# TASK INSTRUCTIONS:
Skip the images and return the records below exactly.

[Raw records]
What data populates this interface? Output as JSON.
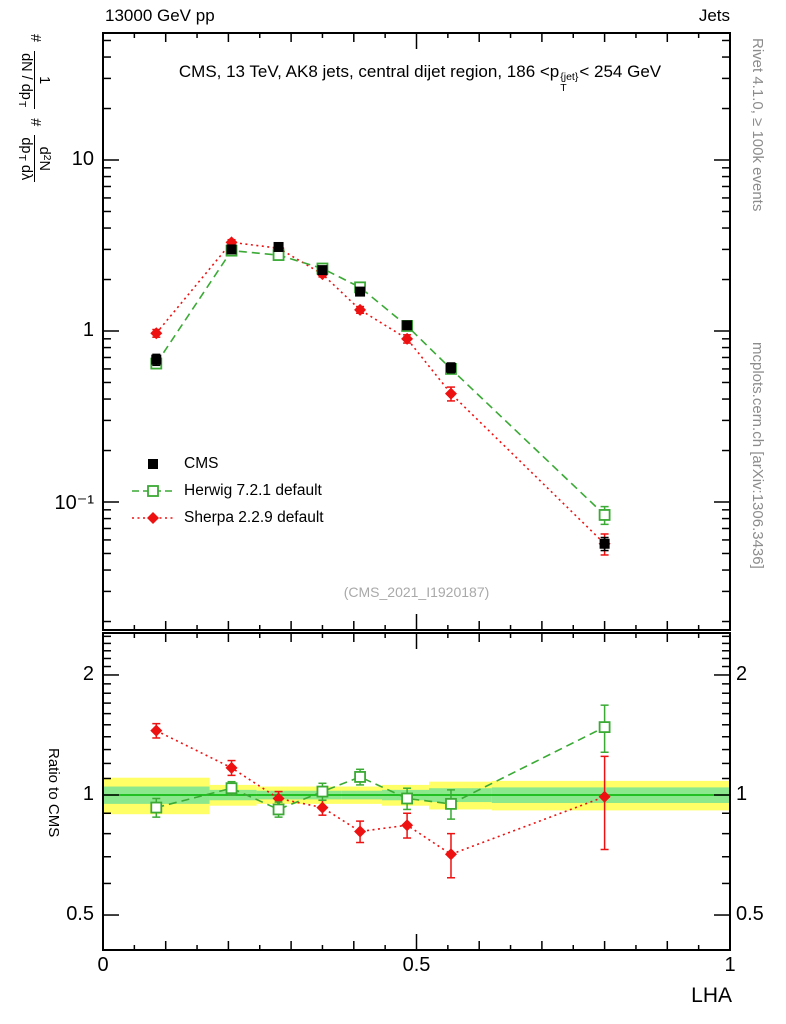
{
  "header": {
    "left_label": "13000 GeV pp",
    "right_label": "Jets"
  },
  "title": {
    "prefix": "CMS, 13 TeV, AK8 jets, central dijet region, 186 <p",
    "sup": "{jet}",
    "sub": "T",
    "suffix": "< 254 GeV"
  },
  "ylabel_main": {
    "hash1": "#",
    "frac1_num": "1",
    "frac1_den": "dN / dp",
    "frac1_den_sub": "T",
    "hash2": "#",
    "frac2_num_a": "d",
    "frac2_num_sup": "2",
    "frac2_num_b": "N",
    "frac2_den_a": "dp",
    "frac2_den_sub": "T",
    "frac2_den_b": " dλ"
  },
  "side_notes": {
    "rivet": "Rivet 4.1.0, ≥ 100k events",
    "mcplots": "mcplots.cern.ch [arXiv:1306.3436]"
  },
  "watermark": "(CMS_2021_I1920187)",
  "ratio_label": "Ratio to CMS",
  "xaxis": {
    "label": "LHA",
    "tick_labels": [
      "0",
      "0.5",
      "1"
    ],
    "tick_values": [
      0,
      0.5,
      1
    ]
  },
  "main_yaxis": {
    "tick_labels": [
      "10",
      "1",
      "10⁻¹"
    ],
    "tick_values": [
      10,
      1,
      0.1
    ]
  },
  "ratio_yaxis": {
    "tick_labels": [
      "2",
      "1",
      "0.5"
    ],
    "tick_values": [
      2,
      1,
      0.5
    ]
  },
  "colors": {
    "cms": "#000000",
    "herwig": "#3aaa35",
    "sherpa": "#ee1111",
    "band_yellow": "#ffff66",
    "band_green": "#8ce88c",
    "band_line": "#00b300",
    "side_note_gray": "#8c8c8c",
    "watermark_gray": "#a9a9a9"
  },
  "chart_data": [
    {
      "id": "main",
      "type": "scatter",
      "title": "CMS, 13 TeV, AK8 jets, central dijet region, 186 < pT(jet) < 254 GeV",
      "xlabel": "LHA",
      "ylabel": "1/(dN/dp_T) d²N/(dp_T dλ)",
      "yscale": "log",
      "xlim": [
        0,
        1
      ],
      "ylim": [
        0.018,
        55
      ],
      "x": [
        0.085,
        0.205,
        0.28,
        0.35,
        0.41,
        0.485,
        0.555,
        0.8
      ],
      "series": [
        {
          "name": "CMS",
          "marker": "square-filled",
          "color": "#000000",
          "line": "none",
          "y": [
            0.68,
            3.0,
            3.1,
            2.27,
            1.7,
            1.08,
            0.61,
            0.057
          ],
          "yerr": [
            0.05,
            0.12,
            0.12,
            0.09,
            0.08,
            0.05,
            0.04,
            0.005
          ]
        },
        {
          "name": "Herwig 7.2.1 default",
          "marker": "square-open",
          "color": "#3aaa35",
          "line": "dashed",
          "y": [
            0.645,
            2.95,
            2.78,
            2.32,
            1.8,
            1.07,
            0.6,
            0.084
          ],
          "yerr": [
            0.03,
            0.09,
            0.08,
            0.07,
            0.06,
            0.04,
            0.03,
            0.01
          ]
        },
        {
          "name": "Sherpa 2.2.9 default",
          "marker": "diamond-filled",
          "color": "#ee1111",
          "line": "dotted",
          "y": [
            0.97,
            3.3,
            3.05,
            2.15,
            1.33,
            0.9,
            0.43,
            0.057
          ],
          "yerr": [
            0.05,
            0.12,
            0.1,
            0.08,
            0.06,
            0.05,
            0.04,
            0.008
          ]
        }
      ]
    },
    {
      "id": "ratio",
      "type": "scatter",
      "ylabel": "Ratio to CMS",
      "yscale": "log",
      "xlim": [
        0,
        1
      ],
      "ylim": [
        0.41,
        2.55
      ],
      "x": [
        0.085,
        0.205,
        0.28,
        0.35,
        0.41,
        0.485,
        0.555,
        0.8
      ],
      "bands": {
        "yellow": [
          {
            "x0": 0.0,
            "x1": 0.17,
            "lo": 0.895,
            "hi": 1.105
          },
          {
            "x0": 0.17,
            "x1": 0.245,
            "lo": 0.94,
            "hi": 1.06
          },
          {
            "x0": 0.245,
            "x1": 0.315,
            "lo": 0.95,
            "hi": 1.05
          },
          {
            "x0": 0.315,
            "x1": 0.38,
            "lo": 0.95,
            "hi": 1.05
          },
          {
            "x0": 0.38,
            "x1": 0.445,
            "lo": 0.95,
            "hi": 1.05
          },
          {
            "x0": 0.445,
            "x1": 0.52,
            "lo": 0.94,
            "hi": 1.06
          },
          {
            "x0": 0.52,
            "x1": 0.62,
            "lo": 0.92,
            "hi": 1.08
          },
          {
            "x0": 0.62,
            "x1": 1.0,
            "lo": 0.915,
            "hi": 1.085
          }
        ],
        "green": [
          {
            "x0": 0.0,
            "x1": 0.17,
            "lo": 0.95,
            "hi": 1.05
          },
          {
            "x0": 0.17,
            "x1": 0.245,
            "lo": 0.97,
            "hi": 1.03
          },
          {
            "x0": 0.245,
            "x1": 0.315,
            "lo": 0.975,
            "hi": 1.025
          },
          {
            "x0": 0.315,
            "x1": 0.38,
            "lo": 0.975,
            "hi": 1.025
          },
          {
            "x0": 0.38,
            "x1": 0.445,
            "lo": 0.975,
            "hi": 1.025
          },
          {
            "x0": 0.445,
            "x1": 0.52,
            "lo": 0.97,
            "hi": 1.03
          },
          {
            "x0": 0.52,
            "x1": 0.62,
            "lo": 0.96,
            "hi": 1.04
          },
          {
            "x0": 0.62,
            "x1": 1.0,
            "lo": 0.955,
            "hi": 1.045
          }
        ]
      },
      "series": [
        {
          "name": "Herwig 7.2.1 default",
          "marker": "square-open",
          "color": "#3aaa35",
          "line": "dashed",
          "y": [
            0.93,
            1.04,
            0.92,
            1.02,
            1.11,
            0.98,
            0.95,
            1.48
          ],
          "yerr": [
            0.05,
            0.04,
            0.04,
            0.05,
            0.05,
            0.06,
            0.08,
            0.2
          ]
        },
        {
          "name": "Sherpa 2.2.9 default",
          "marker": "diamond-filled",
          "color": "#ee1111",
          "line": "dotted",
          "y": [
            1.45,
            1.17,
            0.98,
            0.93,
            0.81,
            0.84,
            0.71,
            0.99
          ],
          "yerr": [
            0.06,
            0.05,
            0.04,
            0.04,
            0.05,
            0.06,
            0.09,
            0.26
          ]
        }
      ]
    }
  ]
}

# RIGHT ANSWER:
What data populates this interface? Output as JSON.
{
  "header": {
    "left_label": "13000 GeV pp",
    "right_label": "Jets"
  },
  "title": {
    "prefix": "CMS, 13 TeV, AK8 jets, central dijet region, 186 <p",
    "sup": "{jet}",
    "sub": "T",
    "suffix": "< 254 GeV"
  },
  "ylabel_main": {
    "hash1": "#",
    "frac1_num": "1",
    "frac1_den": "dN / dp",
    "frac1_den_sub": "T",
    "hash2": "#",
    "frac2_num_a": "d",
    "frac2_num_sup": "2",
    "frac2_num_b": "N",
    "frac2_den_a": "dp",
    "frac2_den_sub": "T",
    "frac2_den_b": " dλ"
  },
  "side_notes": {
    "rivet": "Rivet 4.1.0, ≥ 100k events",
    "mcplots": "mcplots.cern.ch [arXiv:1306.3436]"
  },
  "watermark": "(CMS_2021_I1920187)",
  "ratio_label": "Ratio to CMS",
  "xaxis": {
    "label": "LHA",
    "tick_labels": [
      "0",
      "0.5",
      "1"
    ],
    "tick_values": [
      0,
      0.5,
      1
    ]
  },
  "main_yaxis": {
    "tick_labels": [
      "10",
      "1",
      "10⁻¹"
    ],
    "tick_values": [
      10,
      1,
      0.1
    ]
  },
  "ratio_yaxis": {
    "tick_labels": [
      "2",
      "1",
      "0.5"
    ],
    "tick_values": [
      2,
      1,
      0.5
    ]
  },
  "colors": {
    "cms": "#000000",
    "herwig": "#3aaa35",
    "sherpa": "#ee1111",
    "band_yellow": "#ffff66",
    "band_green": "#8ce88c",
    "band_line": "#00b300",
    "side_note_gray": "#8c8c8c",
    "watermark_gray": "#a9a9a9"
  },
  "chart_data": [
    {
      "id": "main",
      "type": "scatter",
      "title": "CMS, 13 TeV, AK8 jets, central dijet region, 186 < pT(jet) < 254 GeV",
      "xlabel": "LHA",
      "ylabel": "1/(dN/dp_T) d²N/(dp_T dλ)",
      "yscale": "log",
      "xlim": [
        0,
        1
      ],
      "ylim": [
        0.018,
        55
      ],
      "x": [
        0.085,
        0.205,
        0.28,
        0.35,
        0.41,
        0.485,
        0.555,
        0.8
      ],
      "series": [
        {
          "name": "CMS",
          "marker": "square-filled",
          "color": "#000000",
          "line": "none",
          "y": [
            0.68,
            3.0,
            3.1,
            2.27,
            1.7,
            1.08,
            0.61,
            0.057
          ],
          "yerr": [
            0.05,
            0.12,
            0.12,
            0.09,
            0.08,
            0.05,
            0.04,
            0.005
          ]
        },
        {
          "name": "Herwig 7.2.1 default",
          "marker": "square-open",
          "color": "#3aaa35",
          "line": "dashed",
          "y": [
            0.645,
            2.95,
            2.78,
            2.32,
            1.8,
            1.07,
            0.6,
            0.084
          ],
          "yerr": [
            0.03,
            0.09,
            0.08,
            0.07,
            0.06,
            0.04,
            0.03,
            0.01
          ]
        },
        {
          "name": "Sherpa 2.2.9 default",
          "marker": "diamond-filled",
          "color": "#ee1111",
          "line": "dotted",
          "y": [
            0.97,
            3.3,
            3.05,
            2.15,
            1.33,
            0.9,
            0.43,
            0.057
          ],
          "yerr": [
            0.05,
            0.12,
            0.1,
            0.08,
            0.06,
            0.05,
            0.04,
            0.008
          ]
        }
      ]
    },
    {
      "id": "ratio",
      "type": "scatter",
      "ylabel": "Ratio to CMS",
      "yscale": "log",
      "xlim": [
        0,
        1
      ],
      "ylim": [
        0.41,
        2.55
      ],
      "x": [
        0.085,
        0.205,
        0.28,
        0.35,
        0.41,
        0.485,
        0.555,
        0.8
      ],
      "bands": {
        "yellow": [
          {
            "x0": 0.0,
            "x1": 0.17,
            "lo": 0.895,
            "hi": 1.105
          },
          {
            "x0": 0.17,
            "x1": 0.245,
            "lo": 0.94,
            "hi": 1.06
          },
          {
            "x0": 0.245,
            "x1": 0.315,
            "lo": 0.95,
            "hi": 1.05
          },
          {
            "x0": 0.315,
            "x1": 0.38,
            "lo": 0.95,
            "hi": 1.05
          },
          {
            "x0": 0.38,
            "x1": 0.445,
            "lo": 0.95,
            "hi": 1.05
          },
          {
            "x0": 0.445,
            "x1": 0.52,
            "lo": 0.94,
            "hi": 1.06
          },
          {
            "x0": 0.52,
            "x1": 0.62,
            "lo": 0.92,
            "hi": 1.08
          },
          {
            "x0": 0.62,
            "x1": 1.0,
            "lo": 0.915,
            "hi": 1.085
          }
        ],
        "green": [
          {
            "x0": 0.0,
            "x1": 0.17,
            "lo": 0.95,
            "hi": 1.05
          },
          {
            "x0": 0.17,
            "x1": 0.245,
            "lo": 0.97,
            "hi": 1.03
          },
          {
            "x0": 0.245,
            "x1": 0.315,
            "lo": 0.975,
            "hi": 1.025
          },
          {
            "x0": 0.315,
            "x1": 0.38,
            "lo": 0.975,
            "hi": 1.025
          },
          {
            "x0": 0.38,
            "x1": 0.445,
            "lo": 0.975,
            "hi": 1.025
          },
          {
            "x0": 0.445,
            "x1": 0.52,
            "lo": 0.97,
            "hi": 1.03
          },
          {
            "x0": 0.52,
            "x1": 0.62,
            "lo": 0.96,
            "hi": 1.04
          },
          {
            "x0": 0.62,
            "x1": 1.0,
            "lo": 0.955,
            "hi": 1.045
          }
        ]
      },
      "series": [
        {
          "name": "Herwig 7.2.1 default",
          "marker": "square-open",
          "color": "#3aaa35",
          "line": "dashed",
          "y": [
            0.93,
            1.04,
            0.92,
            1.02,
            1.11,
            0.98,
            0.95,
            1.48
          ],
          "yerr": [
            0.05,
            0.04,
            0.04,
            0.05,
            0.05,
            0.06,
            0.08,
            0.2
          ]
        },
        {
          "name": "Sherpa 2.2.9 default",
          "marker": "diamond-filled",
          "color": "#ee1111",
          "line": "dotted",
          "y": [
            1.45,
            1.17,
            0.98,
            0.93,
            0.81,
            0.84,
            0.71,
            0.99
          ],
          "yerr": [
            0.06,
            0.05,
            0.04,
            0.04,
            0.05,
            0.06,
            0.09,
            0.26
          ]
        }
      ]
    }
  ]
}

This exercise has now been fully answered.